━━━━━ DATA ━━━━━

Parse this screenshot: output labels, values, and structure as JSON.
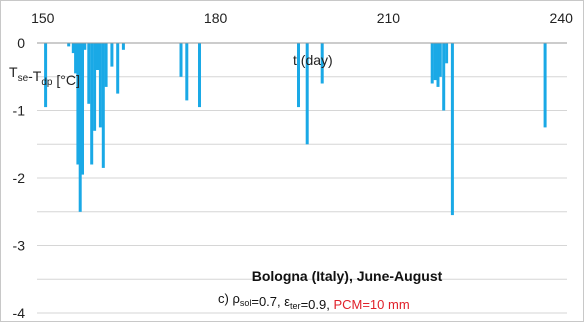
{
  "chart_data": {
    "type": "bar",
    "x_ticks": [
      150,
      180,
      210,
      240
    ],
    "y_ticks": [
      0,
      -1,
      -2,
      -3,
      -4
    ],
    "xlim": [
      149,
      241
    ],
    "ylim": [
      -4,
      0
    ],
    "grid": "horizontal",
    "bar_color": "#1aa9e6",
    "series": [
      {
        "x": [
          150.5,
          154.5,
          155.3,
          155.7,
          156.1,
          156.5,
          156.9,
          157.3,
          158.0,
          158.5,
          159.0,
          159.5,
          160.0,
          160.5,
          161.0,
          162.0,
          163.0,
          164.0,
          174.0,
          175.0,
          177.2,
          194.4,
          195.9,
          198.5,
          217.6,
          218.1,
          218.6,
          219.0,
          219.6,
          220.1,
          221.1,
          237.2
        ],
        "values": [
          -0.95,
          -0.05,
          -0.15,
          -0.45,
          -1.8,
          -2.5,
          -1.95,
          -0.1,
          -0.9,
          -1.8,
          -1.3,
          -0.4,
          -1.25,
          -1.85,
          -0.65,
          -0.35,
          -0.75,
          -0.1,
          -0.5,
          -0.85,
          -0.95,
          -0.95,
          -1.5,
          -0.6,
          -0.6,
          -0.55,
          -0.65,
          -0.5,
          -1.0,
          -0.3,
          -2.55,
          -1.25
        ]
      }
    ],
    "ylabel": "T<sub>se</sub>-T<sub>dp</sub> [°C]",
    "xlabel": "t (day)",
    "title": "Bologna (Italy), June-August",
    "subtitle_parts": [
      "c) ρ",
      "sol",
      "=0.7, ε",
      "ter",
      "=0.9, ",
      "PCM=10 mm"
    ],
    "subtitle_highlight_color": "#e0202a"
  }
}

━━━━━

Return the records exactly. Don't carry the pictures over.

Parse this screenshot: output labels, values, and structure as JSON.
{
  "chart_data": {
    "type": "bar",
    "x_ticks": [
      150,
      180,
      210,
      240
    ],
    "y_ticks": [
      0,
      -1,
      -2,
      -3,
      -4
    ],
    "xlim": [
      149,
      241
    ],
    "ylim": [
      -4,
      0
    ],
    "grid": "horizontal",
    "bar_color": "#1aa9e6",
    "series": [
      {
        "x": [
          150.5,
          154.5,
          155.3,
          155.7,
          156.1,
          156.5,
          156.9,
          157.3,
          158.0,
          158.5,
          159.0,
          159.5,
          160.0,
          160.5,
          161.0,
          162.0,
          163.0,
          164.0,
          174.0,
          175.0,
          177.2,
          194.4,
          195.9,
          198.5,
          217.6,
          218.1,
          218.6,
          219.0,
          219.6,
          220.1,
          221.1,
          237.2
        ],
        "values": [
          -0.95,
          -0.05,
          -0.15,
          -0.45,
          -1.8,
          -2.5,
          -1.95,
          -0.1,
          -0.9,
          -1.8,
          -1.3,
          -0.4,
          -1.25,
          -1.85,
          -0.65,
          -0.35,
          -0.75,
          -0.1,
          -0.5,
          -0.85,
          -0.95,
          -0.95,
          -1.5,
          -0.6,
          -0.6,
          -0.55,
          -0.65,
          -0.5,
          -1.0,
          -0.3,
          -2.55,
          -1.25
        ]
      }
    ],
    "ylabel": "T<sub>se</sub>-T<sub>dp</sub> [°C]",
    "xlabel": "t (day)",
    "title": "Bologna (Italy), June-August",
    "subtitle_parts": [
      "c) ρ",
      "sol",
      "=0.7, ε",
      "ter",
      "=0.9, ",
      "PCM=10 mm"
    ],
    "subtitle_highlight_color": "#e0202a"
  }
}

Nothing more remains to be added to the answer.